--- Excerpt ---

::::

Canada Business Corporations Act (R.S.C., 1985, c. C-44)

Act current to 2013-04-29 and last amended on 2011-11-29. Previous Versions

Registration

Marginal note:Duty to register transfer
  •  (1) Where a security in registered form is presented for transfer, the issuer shall register the transfer if

    • (a) the security is endorsed by an appropriate person as defined in section 65;

    • (b) reasonable assurance is given that that endorsement is genuine and effective;

    • (c) the issuer has no duty to inquire into adverse claims or has discharged any such duty;

    • (d) any applicable law relating to the collection of taxes has been complied with;

    • (e) the transfer is rightful or is to a bona fide purchaser; and

    • (f) any fee referred to in subsection 49(2) has been paid.

  • Marginal note:Liability for delay

    (2) Where an issuer has a duty to register a transfer of a security, the issuer is liable to the person presenting it for registration for loss resulting from any unreasonable delay in registration or from failure or refusal to register the transfer.

  • 1974-75-76, c. 33, s. 71;
  • 1978-79, c. 9, s. 1(F).

::::

--- Brief ---
In the excerpt above, rewrite the paragraph that begins "(2) Where an issuer has a duty" as one shorter sentence that keeps its main facts.

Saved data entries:
::::

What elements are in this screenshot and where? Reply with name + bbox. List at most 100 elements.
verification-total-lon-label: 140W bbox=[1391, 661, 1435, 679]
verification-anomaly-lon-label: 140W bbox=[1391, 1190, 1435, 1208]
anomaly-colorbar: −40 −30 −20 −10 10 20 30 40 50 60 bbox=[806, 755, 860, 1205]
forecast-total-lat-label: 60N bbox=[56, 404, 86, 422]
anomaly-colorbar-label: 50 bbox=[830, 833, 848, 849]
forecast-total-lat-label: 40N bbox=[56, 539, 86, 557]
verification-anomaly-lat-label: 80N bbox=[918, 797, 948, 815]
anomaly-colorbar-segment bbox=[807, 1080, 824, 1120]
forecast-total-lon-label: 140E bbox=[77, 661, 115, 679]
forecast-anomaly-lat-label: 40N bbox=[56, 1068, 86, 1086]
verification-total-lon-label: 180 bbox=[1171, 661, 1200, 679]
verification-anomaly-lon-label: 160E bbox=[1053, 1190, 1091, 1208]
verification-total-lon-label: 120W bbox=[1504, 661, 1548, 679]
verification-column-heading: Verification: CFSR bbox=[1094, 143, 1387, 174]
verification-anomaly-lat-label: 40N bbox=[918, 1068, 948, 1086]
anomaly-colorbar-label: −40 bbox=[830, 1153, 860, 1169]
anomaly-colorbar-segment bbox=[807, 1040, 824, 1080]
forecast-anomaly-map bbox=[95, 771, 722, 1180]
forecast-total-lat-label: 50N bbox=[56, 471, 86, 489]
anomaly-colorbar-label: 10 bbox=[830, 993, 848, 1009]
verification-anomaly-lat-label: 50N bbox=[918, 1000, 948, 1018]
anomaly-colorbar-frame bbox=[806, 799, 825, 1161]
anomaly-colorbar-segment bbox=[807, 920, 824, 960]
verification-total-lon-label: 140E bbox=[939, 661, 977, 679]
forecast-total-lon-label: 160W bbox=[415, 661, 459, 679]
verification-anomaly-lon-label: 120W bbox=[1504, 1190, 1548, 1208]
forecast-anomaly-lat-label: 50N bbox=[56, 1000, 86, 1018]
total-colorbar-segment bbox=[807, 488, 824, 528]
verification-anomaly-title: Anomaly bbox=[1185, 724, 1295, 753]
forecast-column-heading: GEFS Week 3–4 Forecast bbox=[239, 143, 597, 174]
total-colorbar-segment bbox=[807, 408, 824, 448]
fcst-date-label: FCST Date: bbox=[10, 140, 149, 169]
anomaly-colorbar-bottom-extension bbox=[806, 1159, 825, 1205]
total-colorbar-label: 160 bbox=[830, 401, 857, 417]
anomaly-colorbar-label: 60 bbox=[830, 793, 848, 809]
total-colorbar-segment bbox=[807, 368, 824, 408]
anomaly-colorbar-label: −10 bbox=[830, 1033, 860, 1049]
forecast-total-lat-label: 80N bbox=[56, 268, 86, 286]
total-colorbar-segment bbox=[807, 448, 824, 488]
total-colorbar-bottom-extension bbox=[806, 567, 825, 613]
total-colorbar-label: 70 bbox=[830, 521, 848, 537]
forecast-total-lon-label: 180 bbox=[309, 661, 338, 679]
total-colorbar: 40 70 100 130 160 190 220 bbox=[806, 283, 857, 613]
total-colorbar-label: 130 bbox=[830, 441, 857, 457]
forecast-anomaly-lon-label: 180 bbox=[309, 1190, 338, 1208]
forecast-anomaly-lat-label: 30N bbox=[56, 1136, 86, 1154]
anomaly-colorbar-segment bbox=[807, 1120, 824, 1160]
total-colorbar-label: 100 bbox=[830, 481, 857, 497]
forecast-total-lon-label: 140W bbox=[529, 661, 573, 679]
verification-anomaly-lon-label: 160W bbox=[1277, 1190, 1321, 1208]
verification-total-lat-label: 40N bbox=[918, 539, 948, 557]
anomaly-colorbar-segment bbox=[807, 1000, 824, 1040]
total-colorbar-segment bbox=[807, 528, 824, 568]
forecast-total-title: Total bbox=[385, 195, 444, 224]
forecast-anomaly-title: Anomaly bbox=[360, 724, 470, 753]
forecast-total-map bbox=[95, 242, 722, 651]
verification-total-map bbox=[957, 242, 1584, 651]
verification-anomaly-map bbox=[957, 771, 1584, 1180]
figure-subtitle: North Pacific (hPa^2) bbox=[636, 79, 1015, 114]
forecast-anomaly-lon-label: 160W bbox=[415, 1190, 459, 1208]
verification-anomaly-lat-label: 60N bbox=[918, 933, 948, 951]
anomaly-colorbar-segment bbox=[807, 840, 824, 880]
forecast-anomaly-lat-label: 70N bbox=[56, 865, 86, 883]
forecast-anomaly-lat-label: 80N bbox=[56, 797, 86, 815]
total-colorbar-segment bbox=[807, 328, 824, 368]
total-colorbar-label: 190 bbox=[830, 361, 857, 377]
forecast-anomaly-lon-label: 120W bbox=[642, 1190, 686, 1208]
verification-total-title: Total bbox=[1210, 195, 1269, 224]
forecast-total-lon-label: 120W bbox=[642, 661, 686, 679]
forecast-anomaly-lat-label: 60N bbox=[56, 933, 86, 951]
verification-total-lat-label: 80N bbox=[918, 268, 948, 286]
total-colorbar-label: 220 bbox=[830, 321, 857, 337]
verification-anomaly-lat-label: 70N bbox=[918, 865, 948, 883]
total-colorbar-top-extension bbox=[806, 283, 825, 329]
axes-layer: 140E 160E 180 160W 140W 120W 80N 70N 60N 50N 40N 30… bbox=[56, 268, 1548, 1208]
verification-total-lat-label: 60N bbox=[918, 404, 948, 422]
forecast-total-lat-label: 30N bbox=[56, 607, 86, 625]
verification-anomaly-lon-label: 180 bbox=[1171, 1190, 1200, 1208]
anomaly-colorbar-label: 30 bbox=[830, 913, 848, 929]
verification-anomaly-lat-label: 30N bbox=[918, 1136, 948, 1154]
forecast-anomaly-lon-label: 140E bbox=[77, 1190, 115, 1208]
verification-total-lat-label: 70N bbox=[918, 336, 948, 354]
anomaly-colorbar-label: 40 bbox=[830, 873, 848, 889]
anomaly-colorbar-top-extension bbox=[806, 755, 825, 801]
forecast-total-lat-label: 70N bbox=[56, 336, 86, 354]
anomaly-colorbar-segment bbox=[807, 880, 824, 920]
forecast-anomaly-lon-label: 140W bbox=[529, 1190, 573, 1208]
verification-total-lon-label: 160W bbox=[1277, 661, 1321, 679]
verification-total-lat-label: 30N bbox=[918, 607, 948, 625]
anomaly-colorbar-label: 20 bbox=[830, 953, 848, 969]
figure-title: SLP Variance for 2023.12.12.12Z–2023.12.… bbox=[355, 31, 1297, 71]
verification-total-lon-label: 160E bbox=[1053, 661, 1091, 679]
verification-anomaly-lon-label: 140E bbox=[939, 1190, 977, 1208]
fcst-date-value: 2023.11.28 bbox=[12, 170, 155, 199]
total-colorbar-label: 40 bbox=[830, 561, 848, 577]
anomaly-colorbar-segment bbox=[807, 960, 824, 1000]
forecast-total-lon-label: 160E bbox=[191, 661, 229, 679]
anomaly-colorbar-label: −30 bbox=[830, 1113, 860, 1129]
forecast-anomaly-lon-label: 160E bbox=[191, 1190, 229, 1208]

::::

--- Answer to this task ---
An issuer that must register a security transfer is liable to the person presenting it for any loss caused by unreasonable delay in registering it or by failure or refusal to register it.